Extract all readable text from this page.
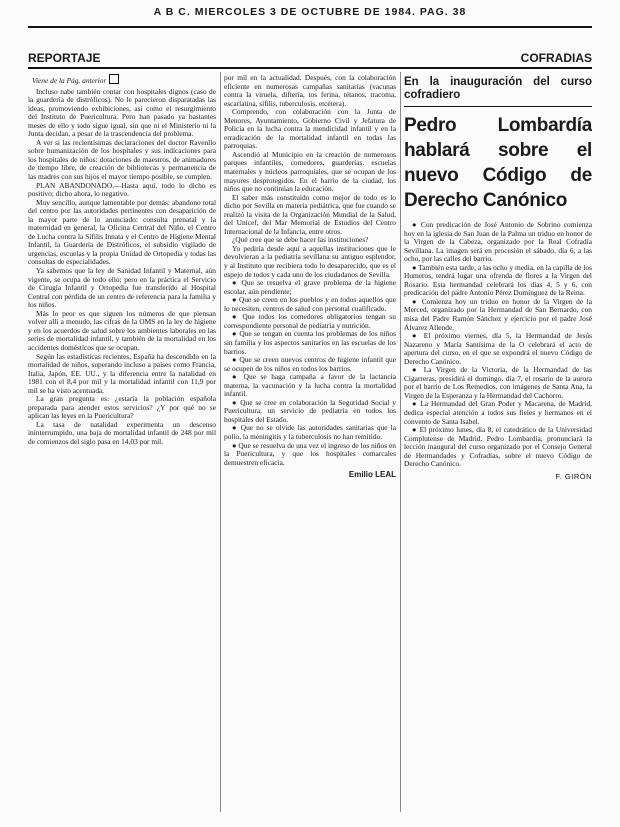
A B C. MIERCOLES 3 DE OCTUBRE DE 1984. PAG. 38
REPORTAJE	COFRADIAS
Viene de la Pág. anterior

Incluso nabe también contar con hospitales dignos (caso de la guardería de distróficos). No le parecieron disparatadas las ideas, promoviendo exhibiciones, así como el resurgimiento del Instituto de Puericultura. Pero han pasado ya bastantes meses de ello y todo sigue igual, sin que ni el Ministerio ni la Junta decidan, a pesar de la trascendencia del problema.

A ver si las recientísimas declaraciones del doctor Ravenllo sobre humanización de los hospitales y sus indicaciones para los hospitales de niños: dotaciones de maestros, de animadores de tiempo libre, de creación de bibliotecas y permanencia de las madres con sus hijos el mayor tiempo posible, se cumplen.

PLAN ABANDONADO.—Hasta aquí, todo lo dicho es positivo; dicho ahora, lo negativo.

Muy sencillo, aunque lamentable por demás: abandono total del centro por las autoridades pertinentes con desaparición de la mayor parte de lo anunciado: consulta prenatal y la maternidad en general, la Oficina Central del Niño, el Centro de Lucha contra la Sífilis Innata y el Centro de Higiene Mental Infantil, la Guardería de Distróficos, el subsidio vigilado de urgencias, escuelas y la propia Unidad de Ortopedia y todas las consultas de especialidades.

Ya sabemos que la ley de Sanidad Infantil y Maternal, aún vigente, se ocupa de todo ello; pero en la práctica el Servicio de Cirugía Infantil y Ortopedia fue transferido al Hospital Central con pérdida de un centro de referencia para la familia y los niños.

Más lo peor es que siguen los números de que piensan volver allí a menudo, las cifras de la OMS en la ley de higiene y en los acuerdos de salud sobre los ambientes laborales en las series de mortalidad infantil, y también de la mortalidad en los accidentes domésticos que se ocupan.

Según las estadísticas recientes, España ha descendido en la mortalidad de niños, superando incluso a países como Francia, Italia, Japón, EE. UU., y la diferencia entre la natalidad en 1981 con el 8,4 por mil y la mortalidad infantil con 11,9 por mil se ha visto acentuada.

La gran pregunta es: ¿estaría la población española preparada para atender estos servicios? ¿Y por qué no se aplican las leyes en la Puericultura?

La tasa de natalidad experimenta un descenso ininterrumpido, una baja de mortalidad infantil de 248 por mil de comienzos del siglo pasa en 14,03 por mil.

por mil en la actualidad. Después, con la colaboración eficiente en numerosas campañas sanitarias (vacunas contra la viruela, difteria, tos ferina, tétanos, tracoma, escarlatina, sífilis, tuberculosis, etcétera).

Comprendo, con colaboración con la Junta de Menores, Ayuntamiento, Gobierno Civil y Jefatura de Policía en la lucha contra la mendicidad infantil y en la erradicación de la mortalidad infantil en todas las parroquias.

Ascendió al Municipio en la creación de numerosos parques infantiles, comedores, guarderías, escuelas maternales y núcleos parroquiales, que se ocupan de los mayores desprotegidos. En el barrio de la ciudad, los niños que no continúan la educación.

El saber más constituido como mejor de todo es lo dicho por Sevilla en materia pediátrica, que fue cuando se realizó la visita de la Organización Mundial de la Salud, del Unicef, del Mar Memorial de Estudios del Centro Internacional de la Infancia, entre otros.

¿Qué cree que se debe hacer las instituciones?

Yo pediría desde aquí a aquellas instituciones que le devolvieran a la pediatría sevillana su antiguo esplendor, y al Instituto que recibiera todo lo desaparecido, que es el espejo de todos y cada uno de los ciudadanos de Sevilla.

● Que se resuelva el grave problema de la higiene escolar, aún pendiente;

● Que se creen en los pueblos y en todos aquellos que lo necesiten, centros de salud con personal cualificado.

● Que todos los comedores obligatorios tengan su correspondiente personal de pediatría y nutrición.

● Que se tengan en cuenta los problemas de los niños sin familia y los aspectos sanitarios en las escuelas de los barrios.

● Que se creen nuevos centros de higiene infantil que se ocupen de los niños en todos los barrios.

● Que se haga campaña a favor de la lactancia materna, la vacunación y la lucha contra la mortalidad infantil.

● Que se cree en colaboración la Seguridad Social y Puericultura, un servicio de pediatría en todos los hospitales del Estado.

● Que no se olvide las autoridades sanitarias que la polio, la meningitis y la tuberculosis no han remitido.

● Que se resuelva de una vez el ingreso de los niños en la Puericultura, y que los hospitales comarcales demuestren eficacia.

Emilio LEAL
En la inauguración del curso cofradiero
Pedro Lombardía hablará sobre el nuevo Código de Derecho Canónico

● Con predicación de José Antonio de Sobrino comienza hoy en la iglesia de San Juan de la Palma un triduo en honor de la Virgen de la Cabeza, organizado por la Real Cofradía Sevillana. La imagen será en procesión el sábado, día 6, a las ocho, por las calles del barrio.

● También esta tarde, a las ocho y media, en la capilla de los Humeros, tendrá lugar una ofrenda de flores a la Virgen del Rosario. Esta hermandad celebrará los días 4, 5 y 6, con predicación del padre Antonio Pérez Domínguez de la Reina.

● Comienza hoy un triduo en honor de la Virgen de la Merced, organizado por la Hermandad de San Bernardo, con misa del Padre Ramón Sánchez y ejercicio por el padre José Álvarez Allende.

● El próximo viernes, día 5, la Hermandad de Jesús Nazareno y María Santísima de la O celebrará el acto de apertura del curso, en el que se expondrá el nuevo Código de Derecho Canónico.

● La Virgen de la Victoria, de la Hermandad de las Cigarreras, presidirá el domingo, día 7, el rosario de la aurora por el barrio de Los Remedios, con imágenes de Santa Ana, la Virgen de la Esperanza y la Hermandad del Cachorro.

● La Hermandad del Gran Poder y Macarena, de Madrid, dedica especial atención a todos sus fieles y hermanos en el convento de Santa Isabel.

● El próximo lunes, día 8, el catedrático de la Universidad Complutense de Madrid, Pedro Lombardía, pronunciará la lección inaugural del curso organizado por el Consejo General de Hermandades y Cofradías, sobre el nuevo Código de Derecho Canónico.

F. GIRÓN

┄┄┄┄┄┄┄┄┄┄┄┄┄┄┄┄┄┄┄┄

* **Exercise prompt**
What you return must match the records above exactly, minus any images.

* **Answer below**
Extract all readable text from this page.
A B C. MIERCOLES 3 DE OCTUBRE DE 1984. PAG. 38
REPORTAJE	COFRADIAS
Viene de la Pág. anterior

Incluso nabe también contar con hospitales dignos (caso de la guardería de distróficos). No le parecieron disparatadas las ideas, promoviendo exhibiciones, así como el resurgimiento del Instituto de Puericultura. Pero han pasado ya bastantes meses de ello y todo sigue igual, sin que ni el Ministerio ni la Junta decidan, a pesar de la trascendencia del problema.

A ver si las recientísimas declaraciones del doctor Ravenllo sobre humanización de los hospitales y sus indicaciones para los hospitales de niños: dotaciones de maestros, de animadores de tiempo libre, de creación de bibliotecas y permanencia de las madres con sus hijos el mayor tiempo posible, se cumplen.

PLAN ABANDONADO.—Hasta aquí, todo lo dicho es positivo; dicho ahora, lo negativo.

Muy sencillo, aunque lamentable por demás: abandono total del centro por las autoridades pertinentes con desaparición de la mayor parte de lo anunciado: consulta prenatal y la maternidad en general, la Oficina Central del Niño, el Centro de Lucha contra la Sífilis Innata y el Centro de Higiene Mental Infantil, la Guardería de Distróficos, el subsidio vigilado de urgencias, escuelas y la propia Unidad de Ortopedia y todas las consultas de especialidades.

Ya sabemos que la ley de Sanidad Infantil y Maternal, aún vigente, se ocupa de todo ello; pero en la práctica el Servicio de Cirugía Infantil y Ortopedia fue transferido al Hospital Central con pérdida de un centro de referencia para la familia y los niños.

Más lo peor es que siguen los números de que piensan volver allí a menudo, las cifras de la OMS en la ley de higiene y en los acuerdos de salud sobre los ambientes laborales en las series de mortalidad infantil, y también de la mortalidad en los accidentes domésticos que se ocupan.

Según las estadísticas recientes, España ha descendido en la mortalidad de niños, superando incluso a países como Francia, Italia, Japón, EE. UU., y la diferencia entre la natalidad en 1981 con el 8,4 por mil y la mortalidad infantil con 11,9 por mil se ha visto acentuada.

La gran pregunta es: ¿estaría la población española preparada para atender estos servicios? ¿Y por qué no se aplican las leyes en la Puericultura?

La tasa de natalidad experimenta un descenso ininterrumpido, una baja de mortalidad infantil de 248 por mil de comienzos del siglo pasa en 14,03 por mil.

por mil en la actualidad. Después, con la colaboración eficiente en numerosas campañas sanitarias (vacunas contra la viruela, difteria, tos ferina, tétanos, tracoma, escarlatina, sífilis, tuberculosis, etcétera).

Comprendo, con colaboración con la Junta de Menores, Ayuntamiento, Gobierno Civil y Jefatura de Policía en la lucha contra la mendicidad infantil y en la erradicación de la mortalidad infantil en todas las parroquias.

Ascendió al Municipio en la creación de numerosos parques infantiles, comedores, guarderías, escuelas maternales y núcleos parroquiales, que se ocupan de los mayores desprotegidos. En el barrio de la ciudad, los niños que no continúan la educación.

El saber más constituido como mejor de todo es lo dicho por Sevilla en materia pediátrica, que fue cuando se realizó la visita de la Organización Mundial de la Salud, del Unicef, del Mar Memorial de Estudios del Centro Internacional de la Infancia, entre otros.

¿Qué cree que se debe hacer las instituciones?

Yo pediría desde aquí a aquellas instituciones que le devolvieran a la pediatría sevillana su antiguo esplendor, y al Instituto que recibiera todo lo desaparecido, que es el espejo de todos y cada uno de los ciudadanos de Sevilla.

● Que se resuelva el grave problema de la higiene escolar, aún pendiente;

● Que se creen en los pueblos y en todos aquellos que lo necesiten, centros de salud con personal cualificado.

● Que todos los comedores obligatorios tengan su correspondiente personal de pediatría y nutrición.

● Que se tengan en cuenta los problemas de los niños sin familia y los aspectos sanitarios en las escuelas de los barrios.

● Que se creen nuevos centros de higiene infantil que se ocupen de los niños en todos los barrios.

● Que se haga campaña a favor de la lactancia materna, la vacunación y la lucha contra la mortalidad infantil.

● Que se cree en colaboración la Seguridad Social y Puericultura, un servicio de pediatría en todos los hospitales del Estado.

● Que no se olvide las autoridades sanitarias que la polio, la meningitis y la tuberculosis no han remitido.

● Que se resuelva de una vez el ingreso de los niños en la Puericultura, y que los hospitales comarcales demuestren eficacia.

Emilio LEAL
En la inauguración del curso cofradiero
Pedro Lombardía hablará sobre el nuevo Código de Derecho Canónico

● Con predicación de José Antonio de Sobrino comienza hoy en la iglesia de San Juan de la Palma un triduo en honor de la Virgen de la Cabeza, organizado por la Real Cofradía Sevillana. La imagen será en procesión el sábado, día 6, a las ocho, por las calles del barrio.

● También esta tarde, a las ocho y media, en la capilla de los Humeros, tendrá lugar una ofrenda de flores a la Virgen del Rosario. Esta hermandad celebrará los días 4, 5 y 6, con predicación del padre Antonio Pérez Domínguez de la Reina.

● Comienza hoy un triduo en honor de la Virgen de la Merced, organizado por la Hermandad de San Bernardo, con misa del Padre Ramón Sánchez y ejercicio por el padre José Álvarez Allende.

● El próximo viernes, día 5, la Hermandad de Jesús Nazareno y María Santísima de la O celebrará el acto de apertura del curso, en el que se expondrá el nuevo Código de Derecho Canónico.

● La Virgen de la Victoria, de la Hermandad de las Cigarreras, presidirá el domingo, día 7, el rosario de la aurora por el barrio de Los Remedios, con imágenes de Santa Ana, la Virgen de la Esperanza y la Hermandad del Cachorro.

● La Hermandad del Gran Poder y Macarena, de Madrid, dedica especial atención a todos sus fieles y hermanos en el convento de Santa Isabel.

● El próximo lunes, día 8, el catedrático de la Universidad Complutense de Madrid, Pedro Lombardía, pronunciará la lección inaugural del curso organizado por el Consejo General de Hermandades y Cofradías, sobre el nuevo Código de Derecho Canónico.

F. GIRÓN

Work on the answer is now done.